#### Problem description:
Without including any pictures, write out all the entries exactly.

======== Material shown ========

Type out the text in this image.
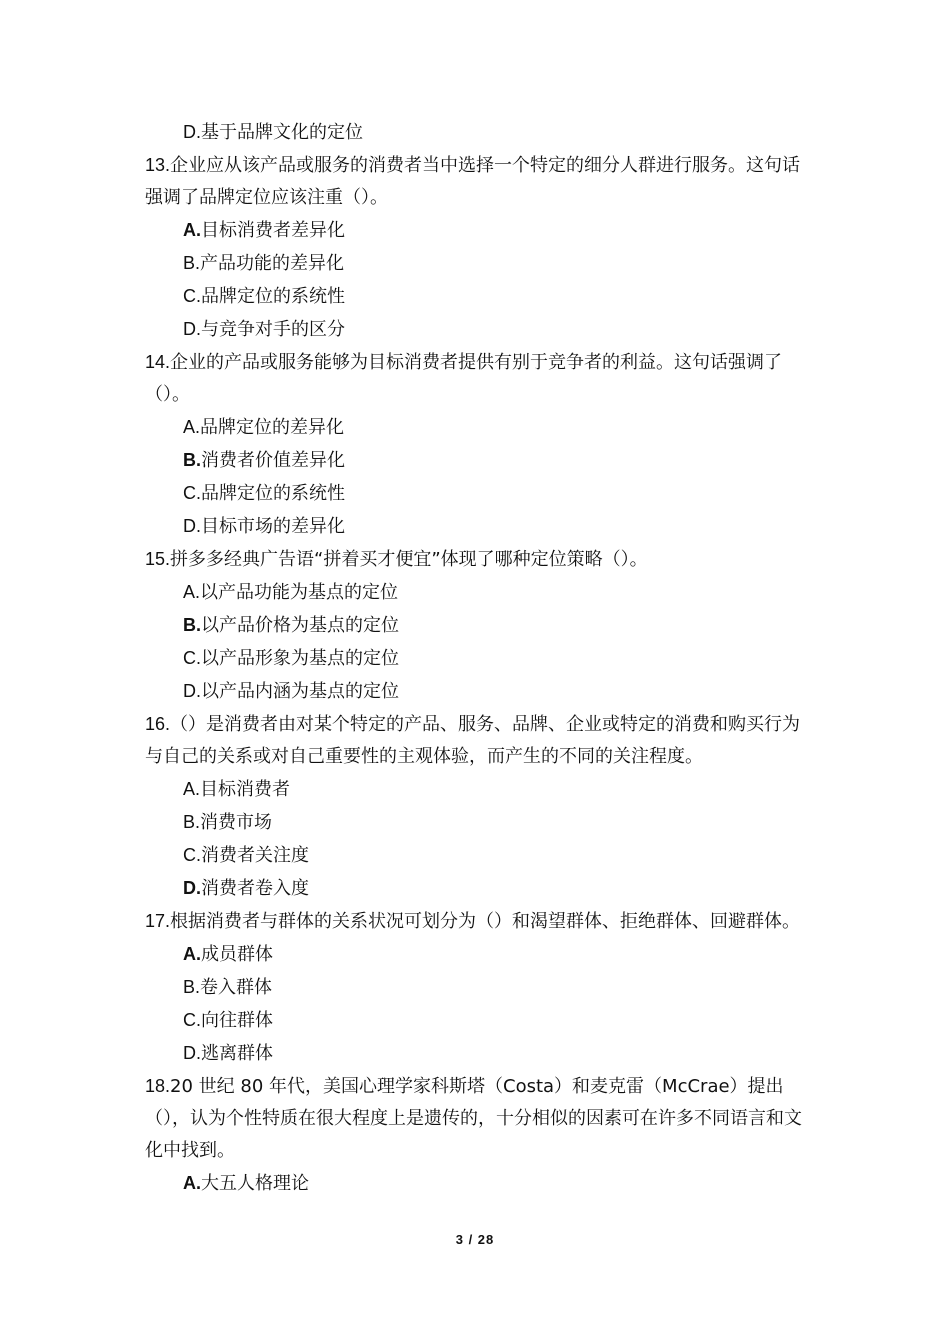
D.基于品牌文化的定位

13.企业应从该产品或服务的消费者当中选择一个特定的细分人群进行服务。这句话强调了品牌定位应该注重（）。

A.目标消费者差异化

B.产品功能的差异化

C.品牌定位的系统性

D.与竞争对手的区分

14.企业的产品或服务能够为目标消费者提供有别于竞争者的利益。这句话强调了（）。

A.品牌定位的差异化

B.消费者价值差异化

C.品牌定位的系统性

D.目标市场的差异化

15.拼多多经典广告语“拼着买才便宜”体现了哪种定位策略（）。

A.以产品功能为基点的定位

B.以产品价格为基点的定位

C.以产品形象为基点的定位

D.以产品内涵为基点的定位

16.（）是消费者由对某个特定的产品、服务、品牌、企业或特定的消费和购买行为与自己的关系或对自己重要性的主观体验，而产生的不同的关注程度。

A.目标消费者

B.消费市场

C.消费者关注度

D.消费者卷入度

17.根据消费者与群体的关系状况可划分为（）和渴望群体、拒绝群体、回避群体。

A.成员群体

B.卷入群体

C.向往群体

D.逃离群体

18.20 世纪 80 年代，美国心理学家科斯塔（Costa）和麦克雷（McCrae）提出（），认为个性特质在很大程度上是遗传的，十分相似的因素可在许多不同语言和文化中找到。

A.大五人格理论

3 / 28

========

#### Answer to this task:
Type out the text in this image.
D.基于品牌文化的定位

13.企业应从该产品或服务的消费者当中选择一个特定的细分人群进行服务。这句话强调了品牌定位应该注重（）。

A.目标消费者差异化

B.产品功能的差异化

C.品牌定位的系统性

D.与竞争对手的区分

14.企业的产品或服务能够为目标消费者提供有别于竞争者的利益。这句话强调了（）。

A.品牌定位的差异化

B.消费者价值差异化

C.品牌定位的系统性

D.目标市场的差异化

15.拼多多经典广告语“拼着买才便宜”体现了哪种定位策略（）。

A.以产品功能为基点的定位

B.以产品价格为基点的定位

C.以产品形象为基点的定位

D.以产品内涵为基点的定位

16.（）是消费者由对某个特定的产品、服务、品牌、企业或特定的消费和购买行为与自己的关系或对自己重要性的主观体验，而产生的不同的关注程度。

A.目标消费者

B.消费市场

C.消费者关注度

D.消费者卷入度

17.根据消费者与群体的关系状况可划分为（）和渴望群体、拒绝群体、回避群体。

A.成员群体

B.卷入群体

C.向往群体

D.逃离群体

18.20 世纪 80 年代，美国心理学家科斯塔（Costa）和麦克雷（McCrae）提出（），认为个性特质在很大程度上是遗传的，十分相似的因素可在许多不同语言和文化中找到。

A.大五人格理论

3 / 28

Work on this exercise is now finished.